[Element position data]
———
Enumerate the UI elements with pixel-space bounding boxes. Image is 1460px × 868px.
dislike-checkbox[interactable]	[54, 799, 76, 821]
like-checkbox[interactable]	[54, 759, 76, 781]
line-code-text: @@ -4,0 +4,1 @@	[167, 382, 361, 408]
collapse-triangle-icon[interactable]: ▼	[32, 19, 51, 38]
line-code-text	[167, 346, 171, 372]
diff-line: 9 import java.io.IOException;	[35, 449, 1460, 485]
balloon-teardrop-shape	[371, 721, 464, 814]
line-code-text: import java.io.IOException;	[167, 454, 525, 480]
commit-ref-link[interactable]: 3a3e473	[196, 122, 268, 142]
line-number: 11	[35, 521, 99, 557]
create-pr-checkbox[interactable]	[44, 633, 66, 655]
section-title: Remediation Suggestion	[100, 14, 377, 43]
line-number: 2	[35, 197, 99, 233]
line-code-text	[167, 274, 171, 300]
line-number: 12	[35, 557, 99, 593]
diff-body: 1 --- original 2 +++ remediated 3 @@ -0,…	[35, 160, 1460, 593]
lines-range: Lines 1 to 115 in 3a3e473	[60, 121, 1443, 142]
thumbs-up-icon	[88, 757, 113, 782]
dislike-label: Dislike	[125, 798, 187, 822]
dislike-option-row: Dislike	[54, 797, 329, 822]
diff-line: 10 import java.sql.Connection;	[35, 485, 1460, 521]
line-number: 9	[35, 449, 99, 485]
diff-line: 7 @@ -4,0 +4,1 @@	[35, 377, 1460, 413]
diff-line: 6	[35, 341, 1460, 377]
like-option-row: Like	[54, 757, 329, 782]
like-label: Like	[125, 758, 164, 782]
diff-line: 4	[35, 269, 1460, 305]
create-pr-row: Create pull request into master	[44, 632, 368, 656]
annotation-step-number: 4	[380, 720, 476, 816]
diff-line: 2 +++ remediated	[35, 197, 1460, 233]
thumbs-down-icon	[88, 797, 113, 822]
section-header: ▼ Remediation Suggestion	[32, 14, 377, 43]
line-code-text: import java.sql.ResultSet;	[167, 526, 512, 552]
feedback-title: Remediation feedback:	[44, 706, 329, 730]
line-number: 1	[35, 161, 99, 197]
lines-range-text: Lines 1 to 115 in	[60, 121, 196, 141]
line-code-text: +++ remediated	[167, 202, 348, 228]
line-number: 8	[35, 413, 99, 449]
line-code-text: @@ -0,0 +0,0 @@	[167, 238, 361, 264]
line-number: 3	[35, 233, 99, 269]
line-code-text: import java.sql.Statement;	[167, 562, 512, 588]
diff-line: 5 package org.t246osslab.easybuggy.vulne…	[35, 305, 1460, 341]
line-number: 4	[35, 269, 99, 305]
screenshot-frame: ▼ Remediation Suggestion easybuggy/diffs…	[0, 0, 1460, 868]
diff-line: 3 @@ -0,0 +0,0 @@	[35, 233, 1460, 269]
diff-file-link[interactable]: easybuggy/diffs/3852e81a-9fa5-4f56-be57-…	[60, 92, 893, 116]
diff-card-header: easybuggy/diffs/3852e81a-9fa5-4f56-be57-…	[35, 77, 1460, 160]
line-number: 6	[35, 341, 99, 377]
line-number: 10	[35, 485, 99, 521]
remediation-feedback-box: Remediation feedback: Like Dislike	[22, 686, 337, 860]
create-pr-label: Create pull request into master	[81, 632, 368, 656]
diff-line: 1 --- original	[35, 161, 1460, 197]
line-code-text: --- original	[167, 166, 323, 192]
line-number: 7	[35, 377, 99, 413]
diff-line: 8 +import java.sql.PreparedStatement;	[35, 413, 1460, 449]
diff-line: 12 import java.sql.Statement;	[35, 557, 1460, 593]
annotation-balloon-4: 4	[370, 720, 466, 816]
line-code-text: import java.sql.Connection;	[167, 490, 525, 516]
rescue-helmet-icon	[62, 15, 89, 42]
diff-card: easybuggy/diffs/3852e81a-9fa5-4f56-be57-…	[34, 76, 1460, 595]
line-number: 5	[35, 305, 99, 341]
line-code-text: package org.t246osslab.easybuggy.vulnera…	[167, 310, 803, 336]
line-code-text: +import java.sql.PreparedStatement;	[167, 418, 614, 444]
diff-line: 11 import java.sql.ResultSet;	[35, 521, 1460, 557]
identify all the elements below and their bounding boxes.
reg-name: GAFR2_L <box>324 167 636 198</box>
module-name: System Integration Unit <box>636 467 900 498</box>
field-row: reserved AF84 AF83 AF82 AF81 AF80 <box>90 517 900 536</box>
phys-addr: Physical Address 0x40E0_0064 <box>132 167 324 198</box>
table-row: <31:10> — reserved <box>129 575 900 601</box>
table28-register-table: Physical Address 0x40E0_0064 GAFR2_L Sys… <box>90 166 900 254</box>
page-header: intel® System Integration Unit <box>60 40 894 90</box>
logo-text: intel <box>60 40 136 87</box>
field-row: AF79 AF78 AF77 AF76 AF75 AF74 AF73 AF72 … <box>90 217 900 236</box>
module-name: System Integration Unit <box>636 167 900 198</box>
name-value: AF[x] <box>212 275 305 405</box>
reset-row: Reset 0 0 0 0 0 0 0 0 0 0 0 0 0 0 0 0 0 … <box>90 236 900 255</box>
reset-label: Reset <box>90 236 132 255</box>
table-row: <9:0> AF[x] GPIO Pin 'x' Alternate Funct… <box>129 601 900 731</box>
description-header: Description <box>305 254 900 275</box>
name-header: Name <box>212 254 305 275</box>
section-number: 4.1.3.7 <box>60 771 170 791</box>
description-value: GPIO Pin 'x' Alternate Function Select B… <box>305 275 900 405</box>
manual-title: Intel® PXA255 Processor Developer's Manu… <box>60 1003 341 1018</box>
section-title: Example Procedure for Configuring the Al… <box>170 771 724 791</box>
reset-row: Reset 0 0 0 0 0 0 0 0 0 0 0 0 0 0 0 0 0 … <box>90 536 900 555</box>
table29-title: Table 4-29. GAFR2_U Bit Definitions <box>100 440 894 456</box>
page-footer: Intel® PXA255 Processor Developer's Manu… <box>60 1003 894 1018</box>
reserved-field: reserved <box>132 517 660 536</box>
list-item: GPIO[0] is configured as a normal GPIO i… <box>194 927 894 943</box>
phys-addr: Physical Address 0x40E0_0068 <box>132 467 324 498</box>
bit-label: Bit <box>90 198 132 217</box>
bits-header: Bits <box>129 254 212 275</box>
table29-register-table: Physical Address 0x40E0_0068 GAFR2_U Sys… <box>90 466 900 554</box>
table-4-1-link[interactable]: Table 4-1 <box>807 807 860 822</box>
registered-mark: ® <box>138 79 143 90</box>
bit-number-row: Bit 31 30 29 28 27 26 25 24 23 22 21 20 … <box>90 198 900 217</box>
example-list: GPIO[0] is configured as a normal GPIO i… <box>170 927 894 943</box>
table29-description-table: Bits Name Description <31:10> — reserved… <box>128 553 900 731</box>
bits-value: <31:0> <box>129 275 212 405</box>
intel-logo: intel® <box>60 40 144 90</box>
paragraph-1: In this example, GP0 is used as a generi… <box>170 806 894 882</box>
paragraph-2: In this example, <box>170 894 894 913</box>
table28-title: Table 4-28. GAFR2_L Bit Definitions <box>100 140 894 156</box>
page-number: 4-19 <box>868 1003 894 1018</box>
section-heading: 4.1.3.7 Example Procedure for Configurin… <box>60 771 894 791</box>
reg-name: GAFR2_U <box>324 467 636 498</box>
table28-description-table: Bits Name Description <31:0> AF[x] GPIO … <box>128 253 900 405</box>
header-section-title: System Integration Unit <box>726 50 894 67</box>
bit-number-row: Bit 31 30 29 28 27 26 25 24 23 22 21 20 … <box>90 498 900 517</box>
———
— What to work on —
Format these lines as a JSON list of strings, one string for each line, with blank lines left out.

— Complete response —
[
  "Enumerate the UI elements with pixel-space bounding boxes. Image is 1460px × 868px.",
  "dislike-checkbox[interactable]\t[54, 799, 76, 821]",
  "like-checkbox[interactable]\t[54, 759, 76, 781]",
  "line-code-text: @@ -4,0 +4,1 @@\t[167, 382, 361, 408]",
  "collapse-triangle-icon[interactable]: ▼\t[32, 19, 51, 38]",
  "line-code-text\t[167, 346, 171, 372]",
  "diff-line: 9 import java.io.IOException;\t[35, 449, 1460, 485]",
  "balloon-teardrop-shape\t[371, 721, 464, 814]",
  "line-code-text: import java.io.IOException;\t[167, 454, 525, 480]",
  "commit-ref-link[interactable]: 3a3e473\t[196, 122, 268, 142]",
  "line-number: 11\t[35, 521, 99, 557]",
  "create-pr-checkbox[interactable]\t[44, 633, 66, 655]",
  "section-title: Remediation Suggestion\t[100, 14, 377, 43]",
  "line-number: 2\t[35, 197, 99, 233]",
  "line-code-text\t[167, 274, 171, 300]",
  "line-number: 12\t[35, 557, 99, 593]",
  "diff-body: 1 --- original 2 +++ remediated 3 @@ -0,…\t[35, 160, 1460, 593]",
  "lines-range: Lines 1 to 115 in 3a3e473\t[60, 121, 1443, 142]",
  "thumbs-up-icon\t[88, 757, 113, 782]",
  "dislike-label: Dislike\t[125, 798, 187, 822]",
  "dislike-option-row: Dislike\t[54, 797, 329, 822]",
  "diff-line: 10 import java.sql.Connection;\t[35, 485, 1460, 521]",
  "line-number: 9\t[35, 449, 99, 485]",
  "diff-line: 7 @@ -4,0 +4,1 @@\t[35, 377, 1460, 413]",
  "diff-line: 6\t[35, 341, 1460, 377]",
  "like-option-row: Like\t[54, 757, 329, 782]",
  "like-label: Like\t[125, 758, 164, 782]",
  "diff-line: 4\t[35, 269, 1460, 305]",
  "create-pr-row: Create pull request into master\t[44, 632, 368, 656]",
  "annotation-step-number: 4\t[380, 720, 476, 816]",
  "diff-line: 2 +++ remediated\t[35, 197, 1460, 233]",
  "thumbs-down-icon\t[88, 797, 113, 822]",
  "section-header: ▼ Remediation Suggestion\t[32, 14, 377, 43]",
  "line-code-text: import java.sql.ResultSet;\t[167, 526, 512, 552]",
  "feedback-title: Remediation feedback:\t[44, 706, 329, 730]",
  "line-number: 1\t[35, 161, 99, 197]",
  "lines-range-text: Lines 1 to 115 in\t[60, 121, 196, 141]",
  "line-code-text: +++ remediated\t[167, 202, 348, 228]",
  "line-number: 8\t[35, 413, 99, 449]",
  "line-code-text: @@ -0,0 +0,0 @@\t[167, 238, 361, 264]",
  "line-number: 3\t[35, 233, 99, 269]",
  "line-code-text: import java.sql.Statement;\t[167, 562, 512, 588]",
  "diff-line: 5 package org.t246osslab.easybuggy.vulne…\t[35, 305, 1460, 341]",
  "line-number: 4\t[35, 269, 99, 305]",
  "screenshot-frame: ▼ Remediation Suggestion easybuggy/diffs…\t[0, 0, 1460, 868]",
  "diff-line: 3 @@ -0,0 +0,0 @@\t[35, 233, 1460, 269]",
  "diff-file-link[interactable]: easybuggy/diffs/3852e81a-9fa5-4f56-be57-…\t[60, 92, 893, 116]",
  "diff-card-header: easybuggy/diffs/3852e81a-9fa5-4f56-be57-…\t[35, 77, 1460, 160]",
  "line-number: 6\t[35, 341, 99, 377]",
  "line-number: 10\t[35, 485, 99, 521]",
  "remediation-feedback-box: Remediation feedback: Like Dislike\t[22, 686, 337, 860]",
  "create-pr-label: Create pull request into master\t[81, 632, 368, 656]",
  "diff-line: 1 --- original\t[35, 161, 1460, 197]",
  "line-code-text: --- original\t[167, 166, 323, 192]",
  "line-number: 7\t[35, 377, 99, 413]",
  "diff-line: 8 +import java.sql.PreparedStatement;\t[35, 413, 1460, 449]",
  "diff-line: 12 import java.sql.Statement;\t[35, 557, 1460, 593]",
  "annotation-balloon-4: 4\t[370, 720, 466, 816]",
  "line-code-text: import java.sql.Connection;\t[167, 490, 525, 516]",
  "rescue-helmet-icon\t[62, 15, 89, 42]",
  "diff-card: easybuggy/diffs/3852e81a-9fa5-4f56-be57-…\t[34, 76, 1460, 595]",
  "line-number: 5\t[35, 305, 99, 341]",
  "line-code-text: package org.t246osslab.easybuggy.vulnera…\t[167, 310, 803, 336]",
  "line-code-text: +import java.sql.PreparedStatement;\t[167, 418, 614, 444]",
  "diff-line: 11 import java.sql.ResultSet;\t[35, 521, 1460, 557]",
  "identify all the elements below and their bounding boxes.",
  "reg-name: GAFR2_L <box>324 167 636 198</box>",
  "module-name: System Integration Unit <box>636 467 900 498</box>",
  "field-row: reserved AF84 AF83 AF82 AF81 AF80 <box>90 517 900 536</box>",
  "phys-addr: Physical Address 0x40E0_0064 <box>132 167 324 198</box>",
  "table-row: <31:10> — reserved <box>129 575 900 601</box>",
  "table28-register-table: Physical Address 0x40E0_0064 GAFR2_L Sys… <box>90 166 900 254</box>",
  "page-header: intel® System Integration Unit <box>60 40 894 90</box>",
  "logo-text: intel <box>60 40 136 87</box>",
  "field-row: AF79 AF78 AF77 AF76 AF75 AF74 AF73 AF72 … <box>90 217 900 236</box>",
  "module-name: System Integration Unit <box>636 167 900 198</box>",
  "name-value: AF[x] <box>212 275 305 405</box>",
  "reset-row: Reset 0 0 0 0 0 0 0 0 0 0 0 0 0 0 0 0 0 … <box>90 236 900 255</box>",
  "reset-label: Reset <box>90 236 132 255</box>",
  "table-row: <9:0> AF[x] GPIO Pin 'x' Alternate Funct… <box>129 601 900 731</box>",
  "description-header: Description <box>305 254 900 275</box>",
  "name-header: Name <box>212 254 305 275</box>",
  "section-number: 4.1.3.7 <box>60 771 170 791</box>",
  "description-value: GPIO Pin 'x' Alternate Function Select B… <box>305 275 900 405</box>",
  "manual-title: Intel® PXA255 Processor Developer's Manu… <box>60 1003 341 1018</box>",
  "section-title: Example Procedure for Configuring the Al… <box>170 771 724 791</box>",
  "reset-row: Reset 0 0 0 0 0 0 0 0 0 0 0 0 0 0 0 0 0 … <box>90 536 900 555</box>",
  "table29-title: Table 4-29. GAFR2_U Bit Definitions <box>100 440 894 456</box>",
  "page-footer: Intel® PXA255 Processor Developer's Manu… <box>60 1003 894 1018</box>",
  "reserved-field: reserved <box>132 517 660 536</box>",
  "list-item: GPIO[0] is configured as a normal GPIO i… <box>194 927 894 943</box>",
  "phys-addr: Physical Address 0x40E0_0068 <box>132 467 324 498</box>",
  "bit-label: Bit <box>90 198 132 217</box>",
  "bits-header: Bits <box>129 254 212 275</box>",
  "table29-register-table: Physical Address 0x40E0_0068 GAFR2_U Sys… <box>90 466 900 554</box>",
  "table-4-1-link[interactable]: Table 4-1 <box>807 807 860 822</box>",
  "registered-mark: ® <box>138 79 143 90</box>",
  "bit-number-row: Bit 31 30 29 28 27 26 25 24 23 22 21 20 … <box>90 198 900 217</box>",
  "example-list: GPIO[0] is configured as a normal GPIO i… <box>170 927 894 943</box>",
  "table29-description-table: Bits Name Description <31:10> — reserved… <box>128 553 900 731</box>",
  "bits-value: <31:0> <box>129 275 212 405</box>",
  "intel-logo: intel® <box>60 40 144 90</box>",
  "paragraph-1: In this example, GP0 is used as a generi… <box>170 806 894 882</box>",
  "paragraph-2: In this example, <box>170 894 894 913</box>",
  "table28-title: Table 4-28. GAFR2_L Bit Definitions <box>100 140 894 156</box>",
  "page-number: 4-19 <box>868 1003 894 1018</box>",
  "section-heading: 4.1.3.7 Example Procedure for Configurin… <box>60 771 894 791</box>",
  "reg-name: GAFR2_U <box>324 467 636 498</box>",
  "table28-description-table: Bits Name Description <31:0> AF[x] GPIO … <box>128 253 900 405</box>",
  "header-section-title: System Integration Unit <box>726 50 894 67</box>",
  "bit-number-row: Bit 31 30 29 28 27 26 25 24 23 22 21 20 … <box>90 498 900 517</box>"
]